GIVEN INSTRUCTION. Gather each line containing the string "nguyên" from these entries.

(Data entries)
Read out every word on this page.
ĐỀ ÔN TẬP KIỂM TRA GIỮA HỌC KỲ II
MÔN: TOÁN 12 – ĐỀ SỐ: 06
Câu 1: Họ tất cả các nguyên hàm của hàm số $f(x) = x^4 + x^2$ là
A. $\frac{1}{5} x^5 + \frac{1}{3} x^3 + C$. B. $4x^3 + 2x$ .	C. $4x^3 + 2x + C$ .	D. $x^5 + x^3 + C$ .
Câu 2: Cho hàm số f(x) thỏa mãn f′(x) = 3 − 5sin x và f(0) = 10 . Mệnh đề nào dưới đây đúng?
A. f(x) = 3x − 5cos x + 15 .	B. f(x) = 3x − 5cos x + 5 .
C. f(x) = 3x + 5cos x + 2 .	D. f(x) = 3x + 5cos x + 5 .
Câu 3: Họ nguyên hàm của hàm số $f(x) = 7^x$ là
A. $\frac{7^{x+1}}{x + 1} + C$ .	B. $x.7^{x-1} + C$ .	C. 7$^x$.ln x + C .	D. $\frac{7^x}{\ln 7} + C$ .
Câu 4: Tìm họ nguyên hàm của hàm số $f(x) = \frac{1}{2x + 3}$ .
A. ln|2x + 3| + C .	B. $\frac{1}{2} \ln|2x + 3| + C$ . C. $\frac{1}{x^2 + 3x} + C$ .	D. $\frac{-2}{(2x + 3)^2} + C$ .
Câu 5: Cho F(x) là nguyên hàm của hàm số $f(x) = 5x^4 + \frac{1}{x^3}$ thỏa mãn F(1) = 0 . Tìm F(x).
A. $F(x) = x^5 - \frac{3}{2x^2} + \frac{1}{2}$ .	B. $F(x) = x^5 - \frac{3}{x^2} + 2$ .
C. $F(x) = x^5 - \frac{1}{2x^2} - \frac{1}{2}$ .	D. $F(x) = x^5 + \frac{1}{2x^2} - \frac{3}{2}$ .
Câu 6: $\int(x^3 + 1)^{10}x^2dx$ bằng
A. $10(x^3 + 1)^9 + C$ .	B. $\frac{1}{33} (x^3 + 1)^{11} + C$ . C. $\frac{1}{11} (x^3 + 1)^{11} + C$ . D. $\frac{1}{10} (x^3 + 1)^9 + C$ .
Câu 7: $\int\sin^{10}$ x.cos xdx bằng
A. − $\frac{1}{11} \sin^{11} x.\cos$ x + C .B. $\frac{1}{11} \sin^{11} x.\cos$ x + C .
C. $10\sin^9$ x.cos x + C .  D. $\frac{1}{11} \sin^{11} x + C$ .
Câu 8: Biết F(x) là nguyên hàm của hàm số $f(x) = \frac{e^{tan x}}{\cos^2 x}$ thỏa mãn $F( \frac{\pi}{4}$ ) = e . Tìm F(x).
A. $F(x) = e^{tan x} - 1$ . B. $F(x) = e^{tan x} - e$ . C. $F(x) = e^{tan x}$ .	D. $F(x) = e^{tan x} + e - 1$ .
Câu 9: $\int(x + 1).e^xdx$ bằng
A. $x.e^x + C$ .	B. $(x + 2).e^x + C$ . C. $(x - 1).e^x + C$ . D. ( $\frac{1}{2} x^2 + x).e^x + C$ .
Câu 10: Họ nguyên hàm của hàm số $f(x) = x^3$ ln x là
---
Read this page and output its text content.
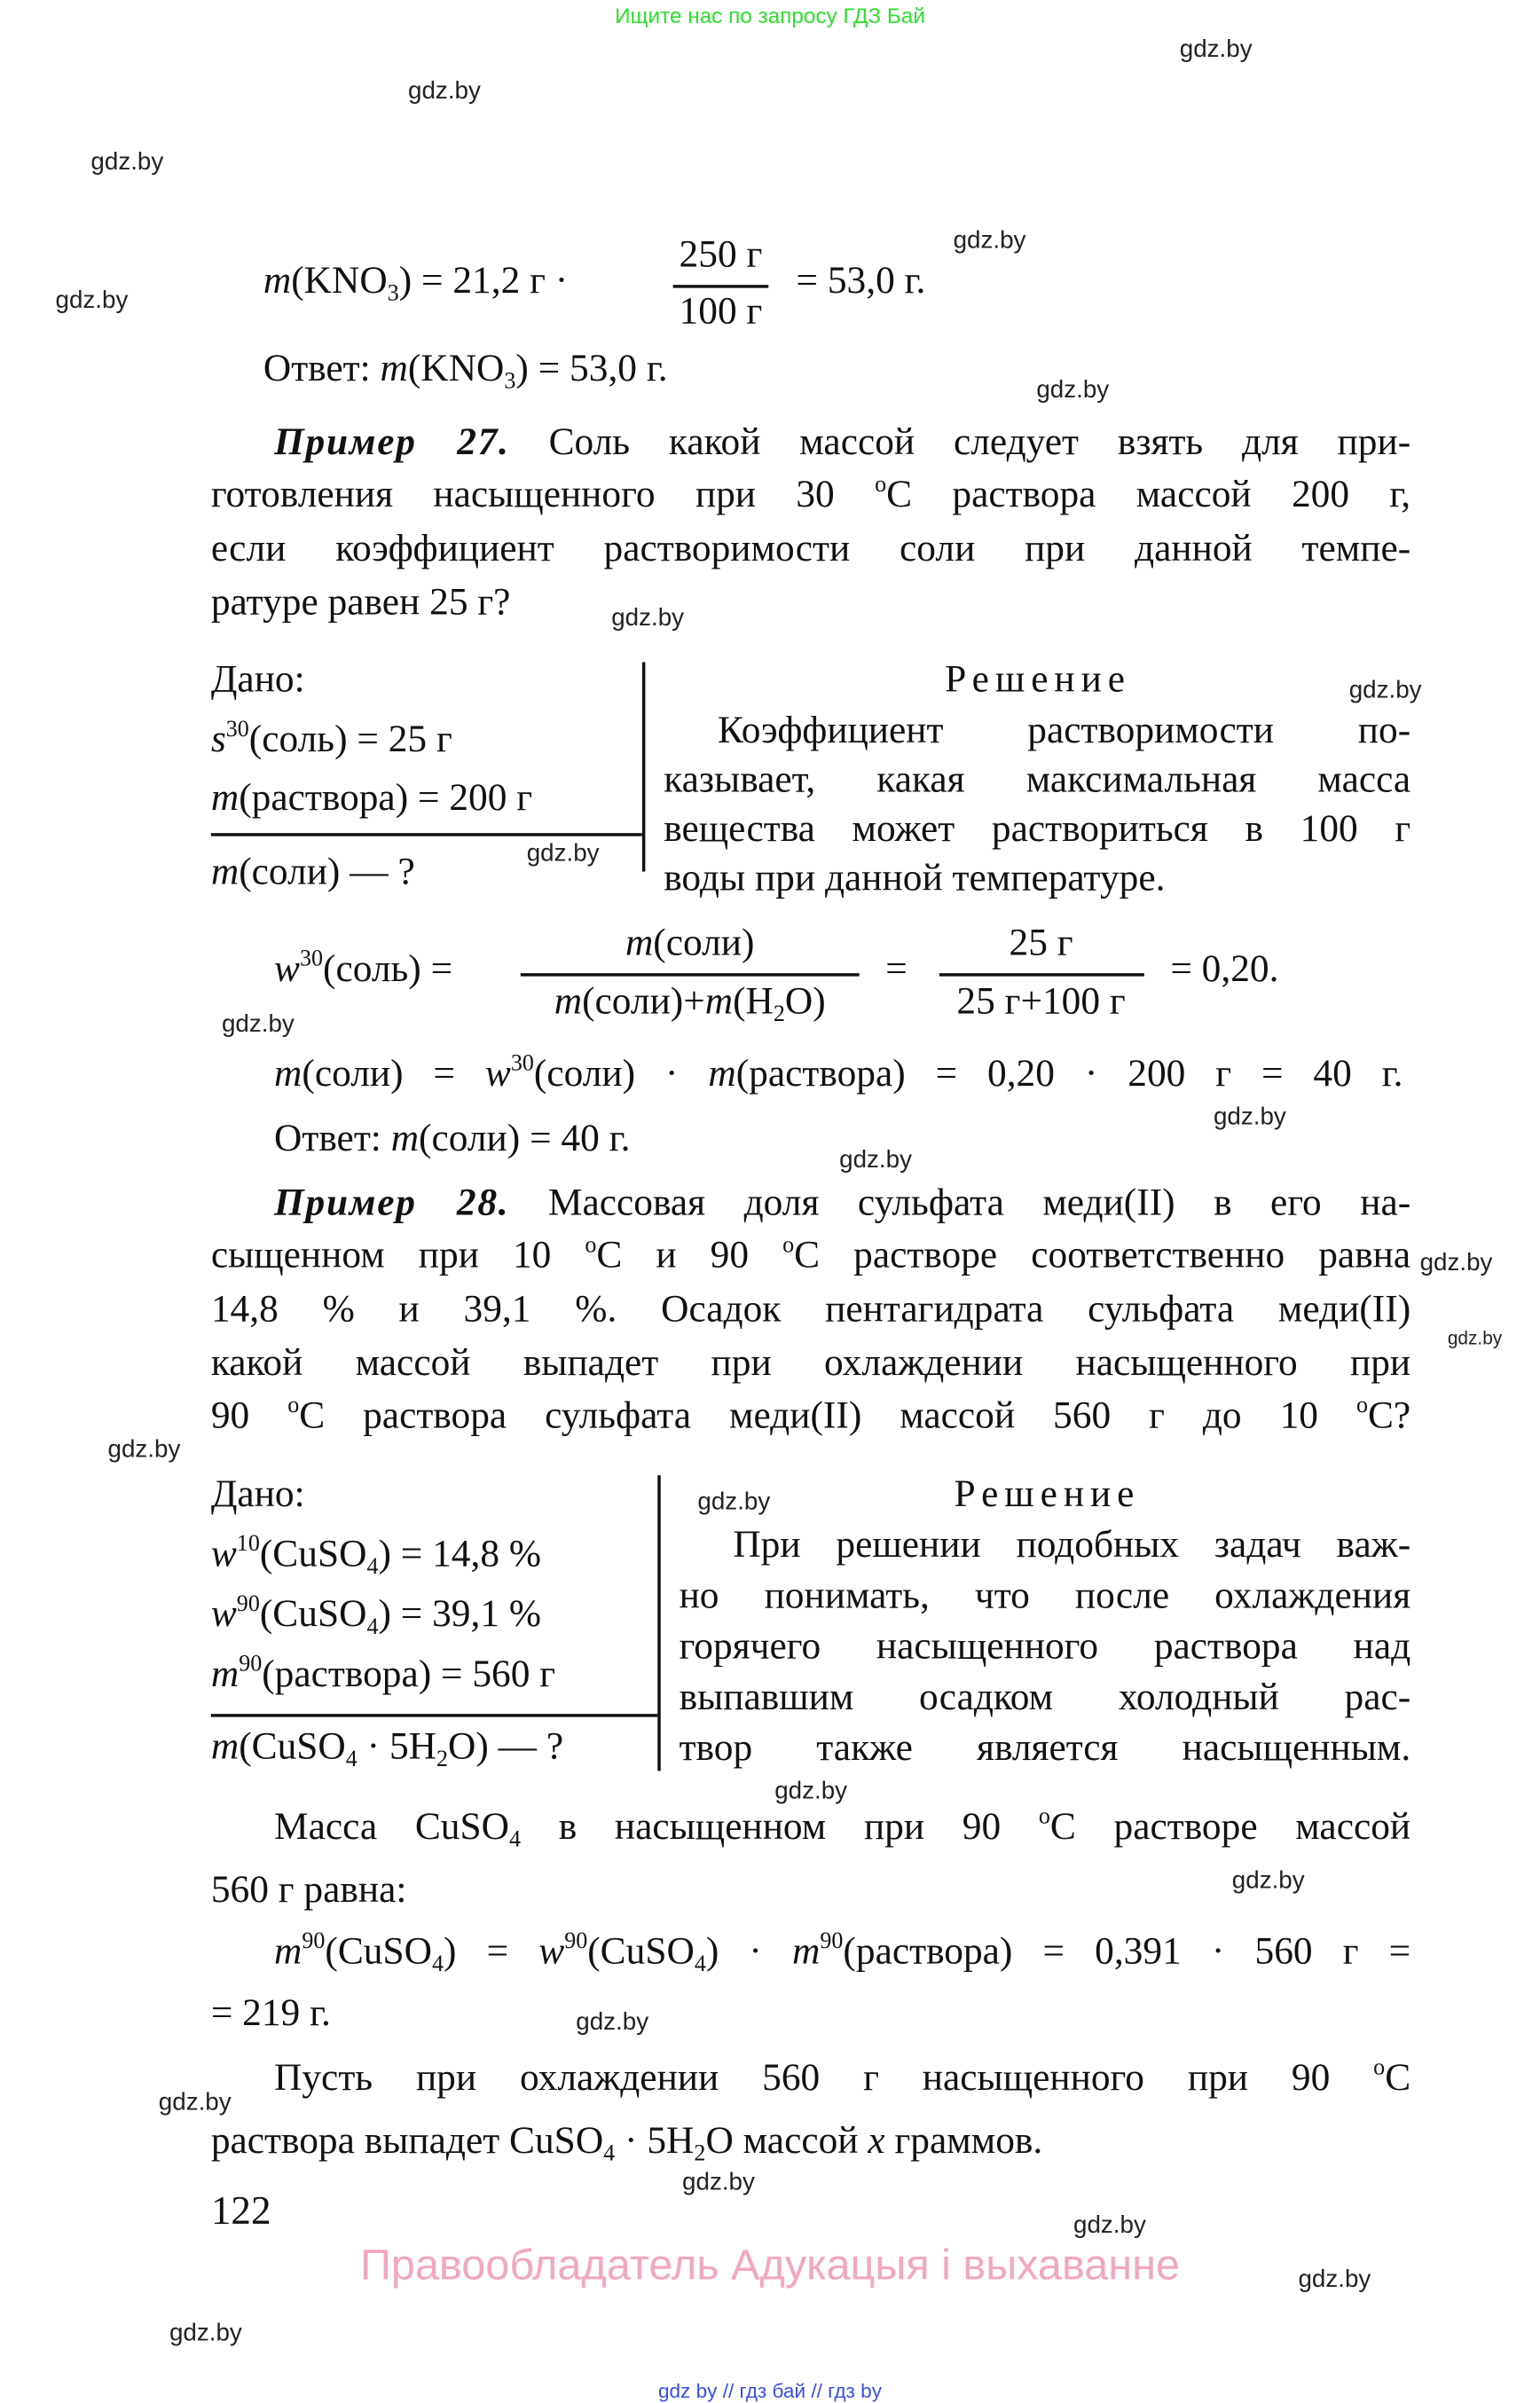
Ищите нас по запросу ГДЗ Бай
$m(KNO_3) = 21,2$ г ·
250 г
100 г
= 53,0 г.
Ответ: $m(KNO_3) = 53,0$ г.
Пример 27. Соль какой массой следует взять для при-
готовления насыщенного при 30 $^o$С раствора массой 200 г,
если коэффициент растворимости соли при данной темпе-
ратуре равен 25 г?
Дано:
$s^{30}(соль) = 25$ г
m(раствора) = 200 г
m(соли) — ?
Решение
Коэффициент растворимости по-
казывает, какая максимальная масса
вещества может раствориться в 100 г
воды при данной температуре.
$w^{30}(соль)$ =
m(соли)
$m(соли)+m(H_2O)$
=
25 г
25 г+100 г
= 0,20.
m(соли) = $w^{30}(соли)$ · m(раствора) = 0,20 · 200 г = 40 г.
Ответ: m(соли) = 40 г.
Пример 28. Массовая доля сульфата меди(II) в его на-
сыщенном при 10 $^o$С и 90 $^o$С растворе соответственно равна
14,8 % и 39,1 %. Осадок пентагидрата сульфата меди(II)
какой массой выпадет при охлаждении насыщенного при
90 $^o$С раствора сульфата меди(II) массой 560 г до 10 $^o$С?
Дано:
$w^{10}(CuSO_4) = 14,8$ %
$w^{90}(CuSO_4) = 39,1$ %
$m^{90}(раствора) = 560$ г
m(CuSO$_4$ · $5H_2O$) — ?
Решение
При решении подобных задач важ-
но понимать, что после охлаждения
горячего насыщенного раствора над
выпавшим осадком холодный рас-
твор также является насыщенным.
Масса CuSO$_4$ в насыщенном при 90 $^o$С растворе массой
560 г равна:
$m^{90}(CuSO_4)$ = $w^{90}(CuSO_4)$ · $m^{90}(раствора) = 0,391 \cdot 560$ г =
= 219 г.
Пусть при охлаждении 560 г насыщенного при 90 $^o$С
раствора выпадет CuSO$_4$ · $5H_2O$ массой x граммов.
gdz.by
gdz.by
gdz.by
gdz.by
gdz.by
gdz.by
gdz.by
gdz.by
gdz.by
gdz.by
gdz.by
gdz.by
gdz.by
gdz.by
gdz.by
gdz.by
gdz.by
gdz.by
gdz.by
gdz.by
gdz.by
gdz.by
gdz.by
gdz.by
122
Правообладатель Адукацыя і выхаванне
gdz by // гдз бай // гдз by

EXERCISE RESULT.
Câu 1: Họ tất cả các nguyên hàm của hàm số $f(x) = x^4 + x^2$ là
Câu 3: Họ nguyên hàm của hàm số $f(x) = 7^x$ là
Câu 4: Tìm họ nguyên hàm của hàm số $f(x) = \frac{1}{2x + 3}$ .
Câu 5: Cho F(x) là nguyên hàm của hàm số $f(x) = 5x^4 + \frac{1}{x^3}$ thỏa mãn F(1) = 0 . Tìm F(x).
Câu 8: Biết F(x) là nguyên hàm của hàm số $f(x) = \frac{e^{tan x}}{\cos^2 x}$ thỏa mãn $F( \frac{\pi}{4}$ ) = e . Tìm F(x).
Câu 10: Họ nguyên hàm của hàm số $f(x) = x^3$ ln x là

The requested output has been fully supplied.